┌──

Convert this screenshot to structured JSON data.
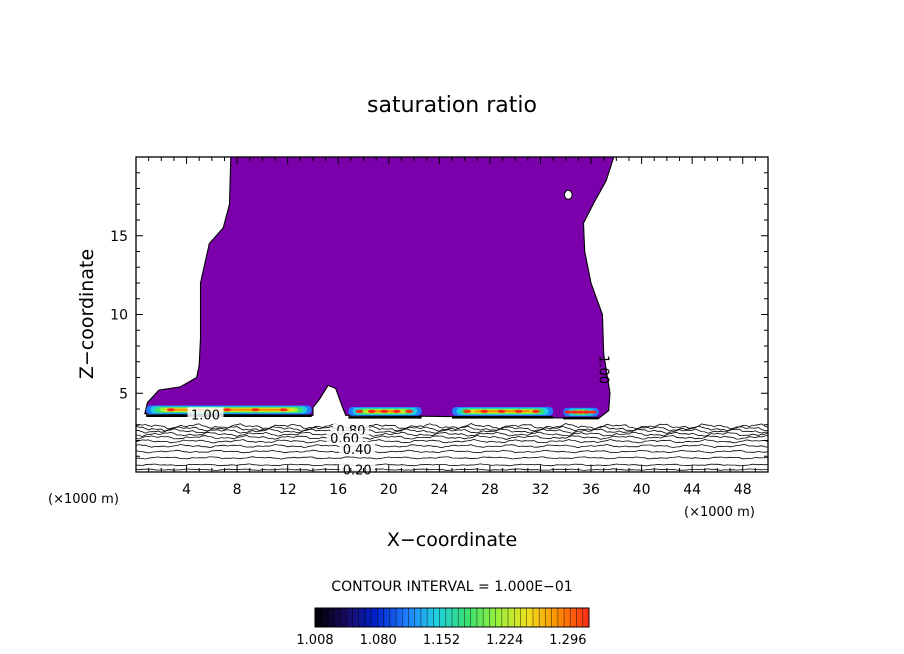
{
  "chart_data": {
    "type": "heatmap",
    "title": "saturation ratio",
    "xlabel": "X−coordinate",
    "ylabel": "Z−coordinate",
    "x_unit_left": "(×1000 m)",
    "x_unit_right": "(×1000 m)",
    "xlim": [
      0,
      50
    ],
    "ylim": [
      0,
      20
    ],
    "x_ticks": [
      4,
      8,
      12,
      16,
      20,
      24,
      28,
      32,
      36,
      40,
      44,
      48
    ],
    "y_ticks": [
      5,
      10,
      15
    ],
    "contour_interval_text": "CONTOUR INTERVAL = 1.000E−01",
    "colorbar_labels": [
      "1.008",
      "1.080",
      "1.152",
      "1.224",
      "1.296"
    ],
    "colorbar_range": [
      1.008,
      1.32
    ],
    "contour_labels": [
      {
        "text": "1.00",
        "x": 5.5,
        "z": 3.6
      },
      {
        "text": "1.00",
        "x": 37.0,
        "z": 6.5
      },
      {
        "text": "0.80",
        "x": 17.0,
        "z": 2.6
      },
      {
        "text": "0.60",
        "x": 16.5,
        "z": 2.1
      },
      {
        "text": "0.40",
        "x": 17.5,
        "z": 1.4
      },
      {
        "text": "0.20",
        "x": 17.5,
        "z": 0.1
      }
    ],
    "colors": {
      "supersaturated_fill": "#7b00ab",
      "frame": "#000000",
      "colormap": [
        "#000000",
        "#1a0a5e",
        "#0022cc",
        "#1f7dff",
        "#20d0e0",
        "#39e070",
        "#9af03a",
        "#f0e020",
        "#ff8c00",
        "#ff2a1a"
      ]
    }
  }
}
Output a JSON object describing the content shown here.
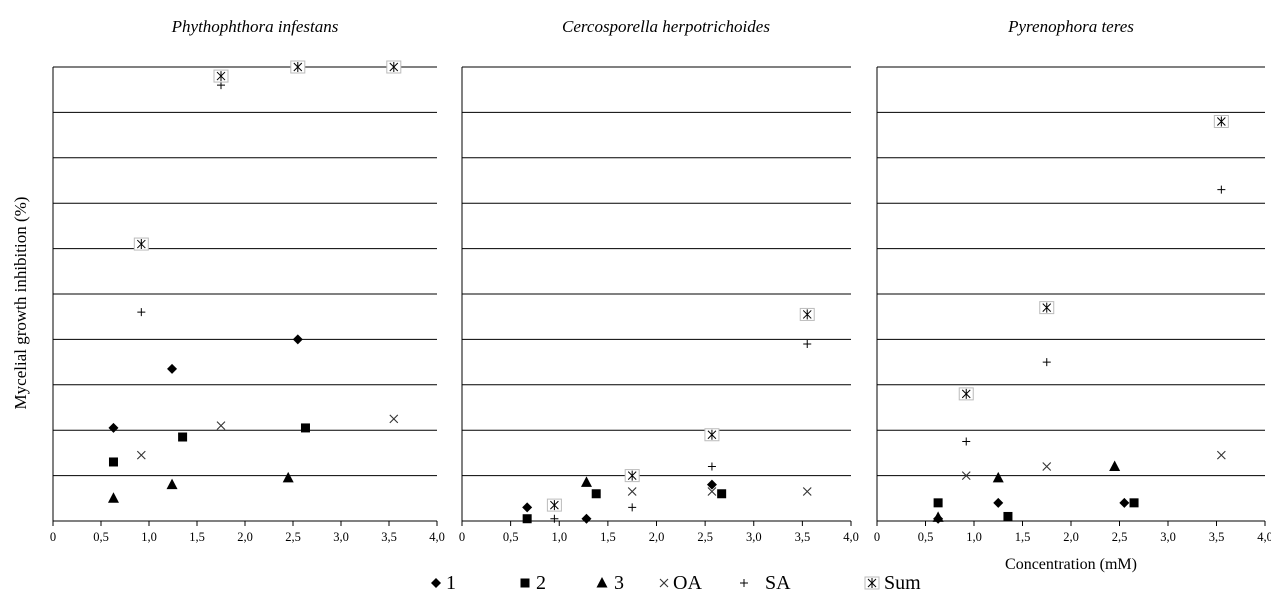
{
  "y_axis_label": "Mycelial growth inhibition  (%)",
  "legend": [
    {
      "marker": "diamond",
      "label": "1"
    },
    {
      "marker": "square",
      "label": "2"
    },
    {
      "marker": "triangle",
      "label": "3"
    },
    {
      "marker": "x",
      "label": "OA"
    },
    {
      "marker": "plus",
      "label": "SA"
    },
    {
      "marker": "sum",
      "label": "Sum"
    }
  ],
  "chart_data": [
    {
      "type": "scatter",
      "title": "Phythophthora infestans",
      "xlabel": "",
      "xlim": [
        0,
        4
      ],
      "xticks": [
        "0",
        "0,5",
        "1,0",
        "1,5",
        "2,0",
        "2,5",
        "3,0",
        "3,5",
        "4,0"
      ],
      "ylim": [
        0,
        100
      ],
      "grid": true,
      "series": [
        {
          "name": "1",
          "marker": "diamond",
          "points": [
            [
              0.63,
              20.5
            ],
            [
              1.24,
              33.5
            ],
            [
              2.55,
              40.0
            ]
          ]
        },
        {
          "name": "2",
          "marker": "square",
          "points": [
            [
              0.63,
              13.0
            ],
            [
              1.35,
              18.5
            ],
            [
              2.63,
              20.5
            ]
          ]
        },
        {
          "name": "3",
          "marker": "triangle",
          "points": [
            [
              0.63,
              5.0
            ],
            [
              1.24,
              8.0
            ],
            [
              2.45,
              9.5
            ]
          ]
        },
        {
          "name": "OA",
          "marker": "x",
          "points": [
            [
              0.92,
              14.5
            ],
            [
              1.75,
              21.0
            ],
            [
              3.55,
              22.5
            ]
          ]
        },
        {
          "name": "SA",
          "marker": "plus",
          "points": [
            [
              0.92,
              46.0
            ],
            [
              1.75,
              96.0
            ]
          ]
        },
        {
          "name": "Sum",
          "marker": "sum",
          "points": [
            [
              0.92,
              61.0
            ],
            [
              1.75,
              98.0
            ],
            [
              2.55,
              100.0
            ],
            [
              3.55,
              100.0
            ]
          ]
        }
      ]
    },
    {
      "type": "scatter",
      "title": "Cercosporella herpotrichoides",
      "xlabel": "",
      "xlim": [
        0,
        4
      ],
      "xticks": [
        "0",
        "0,5",
        "1,0",
        "1,5",
        "2,0",
        "2,5",
        "3,0",
        "3,5",
        "4,0"
      ],
      "ylim": [
        0,
        100
      ],
      "grid": true,
      "series": [
        {
          "name": "1",
          "marker": "diamond",
          "points": [
            [
              0.67,
              3.0
            ],
            [
              1.28,
              0.5
            ],
            [
              2.57,
              8.0
            ]
          ]
        },
        {
          "name": "2",
          "marker": "square",
          "points": [
            [
              0.67,
              0.5
            ],
            [
              1.38,
              6.0
            ],
            [
              2.67,
              6.0
            ]
          ]
        },
        {
          "name": "3",
          "marker": "triangle",
          "points": [
            [
              1.28,
              8.5
            ]
          ]
        },
        {
          "name": "OA",
          "marker": "x",
          "points": [
            [
              0.95,
              3.5
            ],
            [
              1.75,
              6.5
            ],
            [
              2.57,
              6.5
            ],
            [
              3.55,
              6.5
            ]
          ]
        },
        {
          "name": "SA",
          "marker": "plus",
          "points": [
            [
              0.95,
              0.5
            ],
            [
              1.75,
              3.0
            ],
            [
              2.57,
              12.0
            ],
            [
              3.55,
              39.0
            ]
          ]
        },
        {
          "name": "Sum",
          "marker": "sum",
          "points": [
            [
              0.95,
              3.5
            ],
            [
              1.75,
              10.0
            ],
            [
              2.57,
              19.0
            ],
            [
              3.55,
              45.5
            ]
          ]
        }
      ]
    },
    {
      "type": "scatter",
      "title": "Pyrenophora teres",
      "xlabel": "Concentration (mM)",
      "xlim": [
        0,
        4
      ],
      "xticks": [
        "0",
        "0,5",
        "1,0",
        "1,5",
        "2,0",
        "2,5",
        "3,0",
        "3,5",
        "4,0"
      ],
      "ylim": [
        0,
        100
      ],
      "grid": true,
      "series": [
        {
          "name": "1",
          "marker": "diamond",
          "points": [
            [
              0.63,
              0.5
            ],
            [
              1.25,
              4.0
            ],
            [
              2.55,
              4.0
            ]
          ]
        },
        {
          "name": "2",
          "marker": "square",
          "points": [
            [
              0.63,
              4.0
            ],
            [
              1.35,
              1.0
            ],
            [
              2.65,
              4.0
            ]
          ]
        },
        {
          "name": "3",
          "marker": "triangle",
          "points": [
            [
              0.63,
              0.8
            ],
            [
              1.25,
              9.5
            ],
            [
              2.45,
              12.0
            ]
          ]
        },
        {
          "name": "OA",
          "marker": "x",
          "points": [
            [
              0.92,
              10.0
            ],
            [
              1.75,
              12.0
            ],
            [
              3.55,
              14.5
            ]
          ]
        },
        {
          "name": "SA",
          "marker": "plus",
          "points": [
            [
              0.92,
              17.5
            ],
            [
              1.75,
              35.0
            ],
            [
              3.55,
              73.0
            ]
          ]
        },
        {
          "name": "Sum",
          "marker": "sum",
          "points": [
            [
              0.92,
              28.0
            ],
            [
              1.75,
              47.0
            ],
            [
              3.55,
              88.0
            ]
          ]
        }
      ]
    }
  ]
}
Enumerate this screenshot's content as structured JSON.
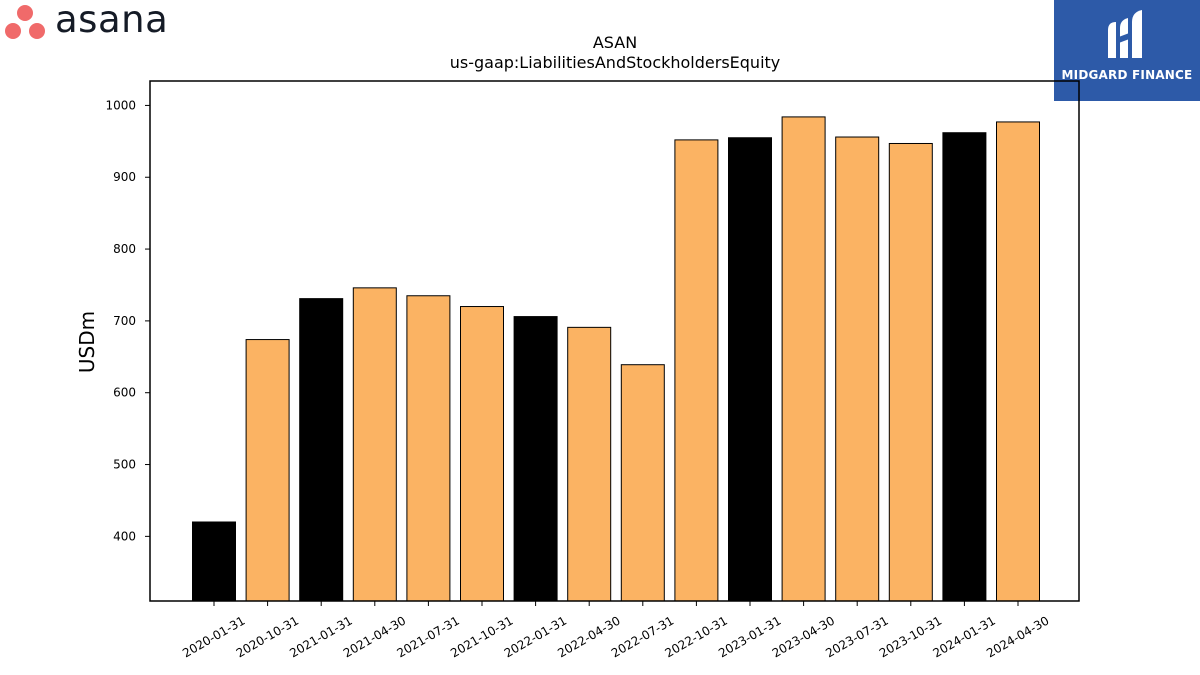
{
  "logos": {
    "left_brand": "asana",
    "right_brand": "MIDGARD FINANCE"
  },
  "colors": {
    "orange": "#fbb363",
    "black": "#000000",
    "asana_coral": "#f06a6a",
    "midgard_blue": "#2d5aa8"
  },
  "chart_data": {
    "type": "bar",
    "title": "ASAN",
    "subtitle": "us-gaap:LiabilitiesAndStockholdersEquity",
    "ylabel": "USDm",
    "xlabel": "",
    "ylim": [
      310,
      1034
    ],
    "yticks": [
      400,
      500,
      600,
      700,
      800,
      900,
      1000
    ],
    "grid": false,
    "categories": [
      "2020-01-31",
      "2020-10-31",
      "2021-01-31",
      "2021-04-30",
      "2021-07-31",
      "2021-10-31",
      "2022-01-31",
      "2022-04-30",
      "2022-07-31",
      "2022-10-31",
      "2023-01-31",
      "2023-04-30",
      "2023-07-31",
      "2023-10-31",
      "2024-01-31",
      "2024-04-30"
    ],
    "values": [
      420,
      674,
      731,
      746,
      735,
      720,
      706,
      691,
      639,
      952,
      955,
      984,
      956,
      947,
      962,
      977
    ],
    "bar_colors": [
      "black",
      "orange",
      "black",
      "orange",
      "orange",
      "orange",
      "black",
      "orange",
      "orange",
      "orange",
      "black",
      "orange",
      "orange",
      "orange",
      "black",
      "orange"
    ]
  }
}
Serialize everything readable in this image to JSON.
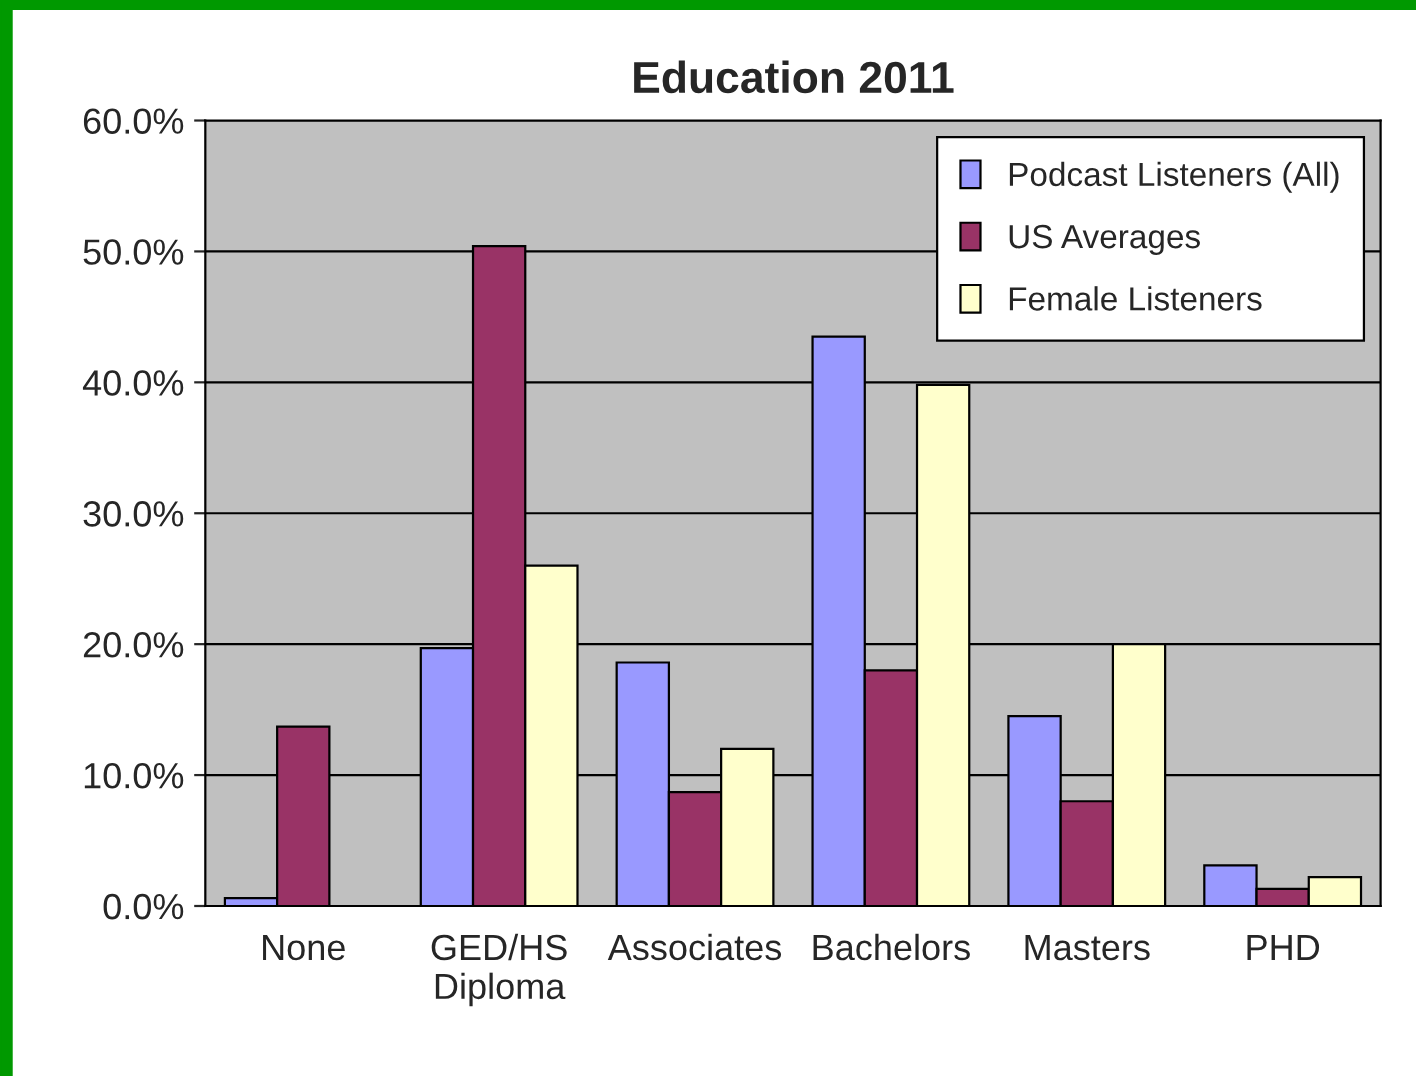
{
  "chart_data": {
    "type": "bar",
    "title": "Education 2011",
    "categories": [
      "None",
      "GED/HS\nDiploma",
      "Associates",
      "Bachelors",
      "Masters",
      "PHD"
    ],
    "series": [
      {
        "name": "Podcast Listeners (All)",
        "color": "#9999ff",
        "values": [
          0.6,
          19.7,
          18.6,
          43.5,
          14.5,
          3.1
        ]
      },
      {
        "name": "US Averages",
        "color": "#993366",
        "values": [
          13.7,
          50.4,
          8.7,
          18.0,
          8.0,
          1.3
        ]
      },
      {
        "name": "Female Listeners",
        "color": "#ffffcc",
        "values": [
          null,
          26.0,
          12.0,
          39.8,
          20.0,
          2.2
        ]
      }
    ],
    "ylim": [
      0,
      60
    ],
    "yticks": [
      {
        "value": 0,
        "label": "0.0%"
      },
      {
        "value": 10,
        "label": "10.0%"
      },
      {
        "value": 20,
        "label": "20.0%"
      },
      {
        "value": 30,
        "label": "30.0%"
      },
      {
        "value": 40,
        "label": "40.0%"
      },
      {
        "value": 50,
        "label": "50.0%"
      },
      {
        "value": 60,
        "label": "60.0%"
      }
    ],
    "grid": "y",
    "legend": "top right"
  }
}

└──

Collect each line of the entries that has the word "xlabel", copying it in full.

    "xlabel": "X−coordinate",
      "xlabel": "",
      "xlabel": "",
      "xlabel": "Concentration (mM)",
    "xlabel": "",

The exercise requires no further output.